* Begin Source material *
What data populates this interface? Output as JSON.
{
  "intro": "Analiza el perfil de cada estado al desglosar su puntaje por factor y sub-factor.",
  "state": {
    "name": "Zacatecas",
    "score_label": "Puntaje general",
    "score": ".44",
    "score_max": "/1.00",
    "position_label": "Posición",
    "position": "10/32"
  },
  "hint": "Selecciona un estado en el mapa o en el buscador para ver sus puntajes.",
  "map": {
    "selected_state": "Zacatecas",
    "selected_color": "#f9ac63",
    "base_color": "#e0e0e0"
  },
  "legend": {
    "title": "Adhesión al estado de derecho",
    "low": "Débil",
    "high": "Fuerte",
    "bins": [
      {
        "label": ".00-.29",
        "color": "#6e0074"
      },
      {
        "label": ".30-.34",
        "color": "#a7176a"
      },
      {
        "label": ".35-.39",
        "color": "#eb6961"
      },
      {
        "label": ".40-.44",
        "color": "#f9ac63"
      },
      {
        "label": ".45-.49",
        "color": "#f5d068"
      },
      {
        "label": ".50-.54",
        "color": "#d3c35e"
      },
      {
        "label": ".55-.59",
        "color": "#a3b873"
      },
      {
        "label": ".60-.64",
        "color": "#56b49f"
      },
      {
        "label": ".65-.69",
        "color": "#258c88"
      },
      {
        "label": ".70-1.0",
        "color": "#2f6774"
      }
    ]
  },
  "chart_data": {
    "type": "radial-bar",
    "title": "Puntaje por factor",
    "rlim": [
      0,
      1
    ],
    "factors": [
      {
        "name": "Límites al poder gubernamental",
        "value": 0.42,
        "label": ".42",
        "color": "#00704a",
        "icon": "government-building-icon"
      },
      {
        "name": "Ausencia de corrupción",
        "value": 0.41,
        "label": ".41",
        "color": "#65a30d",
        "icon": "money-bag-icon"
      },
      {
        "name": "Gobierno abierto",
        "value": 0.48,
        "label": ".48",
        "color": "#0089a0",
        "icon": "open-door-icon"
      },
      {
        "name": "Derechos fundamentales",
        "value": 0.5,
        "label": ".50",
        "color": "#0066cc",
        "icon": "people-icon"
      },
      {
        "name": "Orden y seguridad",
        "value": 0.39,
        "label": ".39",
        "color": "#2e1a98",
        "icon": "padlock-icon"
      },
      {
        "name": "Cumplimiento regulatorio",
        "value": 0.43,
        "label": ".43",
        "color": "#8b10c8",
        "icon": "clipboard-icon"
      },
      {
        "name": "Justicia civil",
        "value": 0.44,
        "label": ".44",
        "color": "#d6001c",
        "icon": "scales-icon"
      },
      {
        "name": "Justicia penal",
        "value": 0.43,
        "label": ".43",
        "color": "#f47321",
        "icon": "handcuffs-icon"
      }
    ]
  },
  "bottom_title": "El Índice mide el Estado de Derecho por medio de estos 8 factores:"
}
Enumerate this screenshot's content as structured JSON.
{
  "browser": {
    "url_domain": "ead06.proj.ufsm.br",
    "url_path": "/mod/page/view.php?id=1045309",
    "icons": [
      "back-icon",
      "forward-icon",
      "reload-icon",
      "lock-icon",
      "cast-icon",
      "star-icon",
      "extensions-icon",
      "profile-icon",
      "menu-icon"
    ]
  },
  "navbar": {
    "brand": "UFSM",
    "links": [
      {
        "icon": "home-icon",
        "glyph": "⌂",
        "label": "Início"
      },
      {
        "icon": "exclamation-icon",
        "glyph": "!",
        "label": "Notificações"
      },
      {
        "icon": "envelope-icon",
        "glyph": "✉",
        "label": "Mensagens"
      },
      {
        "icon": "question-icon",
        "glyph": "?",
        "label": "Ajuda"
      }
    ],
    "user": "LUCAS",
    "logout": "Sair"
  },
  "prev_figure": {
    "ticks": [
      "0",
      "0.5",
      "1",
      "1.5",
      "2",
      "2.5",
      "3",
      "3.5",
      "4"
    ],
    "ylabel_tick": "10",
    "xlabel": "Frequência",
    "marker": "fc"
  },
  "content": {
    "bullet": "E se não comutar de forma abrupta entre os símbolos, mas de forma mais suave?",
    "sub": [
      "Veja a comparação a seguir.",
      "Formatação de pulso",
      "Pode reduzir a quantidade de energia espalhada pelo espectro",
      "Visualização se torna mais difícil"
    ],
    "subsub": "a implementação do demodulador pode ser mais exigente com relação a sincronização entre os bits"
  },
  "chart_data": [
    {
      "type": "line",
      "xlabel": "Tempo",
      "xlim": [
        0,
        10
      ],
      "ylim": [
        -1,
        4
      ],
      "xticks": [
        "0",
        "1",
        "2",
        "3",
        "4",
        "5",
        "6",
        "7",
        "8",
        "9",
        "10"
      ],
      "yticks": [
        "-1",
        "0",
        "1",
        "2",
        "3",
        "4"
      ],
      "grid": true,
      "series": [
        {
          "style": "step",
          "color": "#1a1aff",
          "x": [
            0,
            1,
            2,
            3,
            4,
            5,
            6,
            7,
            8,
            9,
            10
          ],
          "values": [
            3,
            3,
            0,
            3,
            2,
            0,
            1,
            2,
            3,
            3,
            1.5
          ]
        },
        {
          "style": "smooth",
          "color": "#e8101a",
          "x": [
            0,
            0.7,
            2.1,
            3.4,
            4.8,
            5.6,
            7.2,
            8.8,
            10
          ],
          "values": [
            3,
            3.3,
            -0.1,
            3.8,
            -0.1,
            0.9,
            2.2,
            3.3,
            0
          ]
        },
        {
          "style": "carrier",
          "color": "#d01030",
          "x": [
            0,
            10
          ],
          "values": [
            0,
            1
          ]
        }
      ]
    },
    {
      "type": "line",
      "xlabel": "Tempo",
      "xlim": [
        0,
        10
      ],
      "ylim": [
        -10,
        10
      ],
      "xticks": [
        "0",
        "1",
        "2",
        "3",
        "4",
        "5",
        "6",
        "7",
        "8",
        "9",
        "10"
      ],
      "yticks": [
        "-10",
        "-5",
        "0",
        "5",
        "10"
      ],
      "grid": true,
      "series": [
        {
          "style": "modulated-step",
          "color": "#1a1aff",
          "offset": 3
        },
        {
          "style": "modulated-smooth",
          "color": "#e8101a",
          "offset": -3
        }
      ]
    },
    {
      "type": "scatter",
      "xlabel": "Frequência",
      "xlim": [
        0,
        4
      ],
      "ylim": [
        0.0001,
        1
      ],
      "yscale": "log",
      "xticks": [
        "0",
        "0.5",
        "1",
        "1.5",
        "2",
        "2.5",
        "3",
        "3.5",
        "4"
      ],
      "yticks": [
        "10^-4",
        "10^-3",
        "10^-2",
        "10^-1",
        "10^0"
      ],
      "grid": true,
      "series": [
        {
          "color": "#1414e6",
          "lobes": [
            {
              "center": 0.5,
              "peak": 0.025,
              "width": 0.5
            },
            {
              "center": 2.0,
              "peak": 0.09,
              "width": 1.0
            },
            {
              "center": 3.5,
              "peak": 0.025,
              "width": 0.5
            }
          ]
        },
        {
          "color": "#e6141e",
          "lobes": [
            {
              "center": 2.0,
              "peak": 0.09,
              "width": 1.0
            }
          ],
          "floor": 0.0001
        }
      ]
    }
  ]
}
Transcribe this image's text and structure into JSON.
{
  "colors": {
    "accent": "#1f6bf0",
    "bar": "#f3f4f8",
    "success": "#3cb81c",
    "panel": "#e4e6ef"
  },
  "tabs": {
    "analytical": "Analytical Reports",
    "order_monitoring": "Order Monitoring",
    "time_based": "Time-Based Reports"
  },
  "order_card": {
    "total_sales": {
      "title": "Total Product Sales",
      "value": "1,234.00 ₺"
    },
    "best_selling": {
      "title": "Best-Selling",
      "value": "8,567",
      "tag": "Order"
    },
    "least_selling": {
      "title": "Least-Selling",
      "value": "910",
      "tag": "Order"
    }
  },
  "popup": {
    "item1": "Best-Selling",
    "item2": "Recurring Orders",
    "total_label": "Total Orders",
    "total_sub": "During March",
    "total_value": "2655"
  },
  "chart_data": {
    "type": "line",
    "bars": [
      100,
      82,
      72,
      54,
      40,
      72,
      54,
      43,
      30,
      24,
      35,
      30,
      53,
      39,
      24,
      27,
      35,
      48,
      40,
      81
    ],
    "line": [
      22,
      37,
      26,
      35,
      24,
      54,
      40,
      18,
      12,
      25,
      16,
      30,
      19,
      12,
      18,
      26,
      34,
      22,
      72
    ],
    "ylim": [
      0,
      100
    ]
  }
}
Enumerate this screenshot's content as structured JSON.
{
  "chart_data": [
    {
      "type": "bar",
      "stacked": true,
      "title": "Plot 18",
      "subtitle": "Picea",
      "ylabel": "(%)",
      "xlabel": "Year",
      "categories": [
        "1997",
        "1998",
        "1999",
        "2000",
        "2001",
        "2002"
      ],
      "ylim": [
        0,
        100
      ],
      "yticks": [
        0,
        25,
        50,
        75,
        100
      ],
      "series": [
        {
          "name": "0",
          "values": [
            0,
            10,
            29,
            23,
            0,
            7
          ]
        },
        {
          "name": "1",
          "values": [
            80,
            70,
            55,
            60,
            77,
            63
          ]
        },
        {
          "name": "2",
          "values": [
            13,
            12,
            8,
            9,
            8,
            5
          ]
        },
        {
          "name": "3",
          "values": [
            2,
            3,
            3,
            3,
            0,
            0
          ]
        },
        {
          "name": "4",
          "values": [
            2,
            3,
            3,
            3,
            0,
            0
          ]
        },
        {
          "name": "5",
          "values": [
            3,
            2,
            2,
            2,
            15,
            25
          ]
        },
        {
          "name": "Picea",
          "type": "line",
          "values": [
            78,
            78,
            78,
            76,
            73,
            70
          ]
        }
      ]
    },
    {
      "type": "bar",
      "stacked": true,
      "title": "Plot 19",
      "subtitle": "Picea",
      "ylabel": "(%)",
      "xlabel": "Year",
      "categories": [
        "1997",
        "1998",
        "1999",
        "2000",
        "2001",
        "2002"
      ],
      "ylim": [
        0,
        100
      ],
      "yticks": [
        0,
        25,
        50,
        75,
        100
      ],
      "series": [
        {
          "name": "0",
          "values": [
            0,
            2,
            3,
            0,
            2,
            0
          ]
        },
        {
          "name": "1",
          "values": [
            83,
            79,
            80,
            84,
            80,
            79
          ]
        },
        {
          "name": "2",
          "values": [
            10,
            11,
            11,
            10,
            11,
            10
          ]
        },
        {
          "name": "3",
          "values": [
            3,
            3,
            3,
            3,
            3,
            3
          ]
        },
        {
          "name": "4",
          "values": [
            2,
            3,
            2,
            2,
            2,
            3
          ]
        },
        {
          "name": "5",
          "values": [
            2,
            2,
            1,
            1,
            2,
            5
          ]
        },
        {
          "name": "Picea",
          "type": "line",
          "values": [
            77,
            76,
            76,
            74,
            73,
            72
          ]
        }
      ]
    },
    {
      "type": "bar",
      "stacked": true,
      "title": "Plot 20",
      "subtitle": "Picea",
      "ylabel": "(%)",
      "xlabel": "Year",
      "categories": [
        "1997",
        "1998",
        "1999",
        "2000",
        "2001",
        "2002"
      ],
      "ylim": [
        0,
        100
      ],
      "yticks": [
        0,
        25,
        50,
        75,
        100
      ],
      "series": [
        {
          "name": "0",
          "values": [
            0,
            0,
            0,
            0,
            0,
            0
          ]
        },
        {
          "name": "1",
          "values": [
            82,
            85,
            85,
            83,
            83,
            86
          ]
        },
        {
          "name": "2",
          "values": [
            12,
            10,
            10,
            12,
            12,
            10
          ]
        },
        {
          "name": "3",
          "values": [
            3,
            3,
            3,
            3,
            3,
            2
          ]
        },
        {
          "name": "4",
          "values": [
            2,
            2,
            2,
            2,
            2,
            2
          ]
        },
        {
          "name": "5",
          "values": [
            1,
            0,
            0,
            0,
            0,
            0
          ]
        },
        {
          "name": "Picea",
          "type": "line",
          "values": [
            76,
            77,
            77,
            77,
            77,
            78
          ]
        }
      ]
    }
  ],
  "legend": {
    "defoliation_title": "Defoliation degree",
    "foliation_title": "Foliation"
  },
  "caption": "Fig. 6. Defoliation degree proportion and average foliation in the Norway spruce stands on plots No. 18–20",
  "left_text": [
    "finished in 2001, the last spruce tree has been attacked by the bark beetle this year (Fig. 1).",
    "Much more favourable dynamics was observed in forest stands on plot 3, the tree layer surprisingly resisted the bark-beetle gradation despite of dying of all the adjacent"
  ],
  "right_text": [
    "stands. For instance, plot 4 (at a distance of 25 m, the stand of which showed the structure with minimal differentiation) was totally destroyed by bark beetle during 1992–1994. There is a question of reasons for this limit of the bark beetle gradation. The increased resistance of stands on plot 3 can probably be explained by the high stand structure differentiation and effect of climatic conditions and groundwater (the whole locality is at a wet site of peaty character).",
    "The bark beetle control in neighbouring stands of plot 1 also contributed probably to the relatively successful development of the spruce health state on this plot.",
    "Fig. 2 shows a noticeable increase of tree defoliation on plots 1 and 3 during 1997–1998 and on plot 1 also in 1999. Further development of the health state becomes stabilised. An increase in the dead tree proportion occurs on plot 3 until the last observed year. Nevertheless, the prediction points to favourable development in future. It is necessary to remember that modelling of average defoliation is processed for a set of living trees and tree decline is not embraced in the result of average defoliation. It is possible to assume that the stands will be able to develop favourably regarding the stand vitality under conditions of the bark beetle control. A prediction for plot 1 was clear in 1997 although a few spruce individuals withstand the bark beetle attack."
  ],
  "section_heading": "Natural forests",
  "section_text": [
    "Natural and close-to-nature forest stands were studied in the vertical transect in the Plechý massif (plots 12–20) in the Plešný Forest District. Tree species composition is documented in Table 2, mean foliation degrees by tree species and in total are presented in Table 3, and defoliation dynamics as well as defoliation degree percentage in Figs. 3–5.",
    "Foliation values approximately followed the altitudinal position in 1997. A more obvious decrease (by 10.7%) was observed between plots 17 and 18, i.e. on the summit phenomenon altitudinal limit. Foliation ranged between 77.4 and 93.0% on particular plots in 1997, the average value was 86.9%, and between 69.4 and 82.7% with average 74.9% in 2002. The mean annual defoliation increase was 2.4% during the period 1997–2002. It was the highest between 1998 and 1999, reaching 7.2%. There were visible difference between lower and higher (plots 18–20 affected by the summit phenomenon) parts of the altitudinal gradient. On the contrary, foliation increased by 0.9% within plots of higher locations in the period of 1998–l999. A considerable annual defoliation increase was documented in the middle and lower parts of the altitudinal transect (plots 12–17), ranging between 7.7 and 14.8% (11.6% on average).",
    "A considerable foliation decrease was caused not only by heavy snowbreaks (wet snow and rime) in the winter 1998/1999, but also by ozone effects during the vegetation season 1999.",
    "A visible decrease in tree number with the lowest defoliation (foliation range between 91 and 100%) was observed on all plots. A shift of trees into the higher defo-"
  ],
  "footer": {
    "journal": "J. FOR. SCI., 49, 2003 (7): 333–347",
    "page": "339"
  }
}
* End Source material *
◆ Exercise details
Go through the material line by line. Show each line that contains the string "smooth".

◆ Solution for this problem
          "style": "smooth",
          "style": "modulated-smooth",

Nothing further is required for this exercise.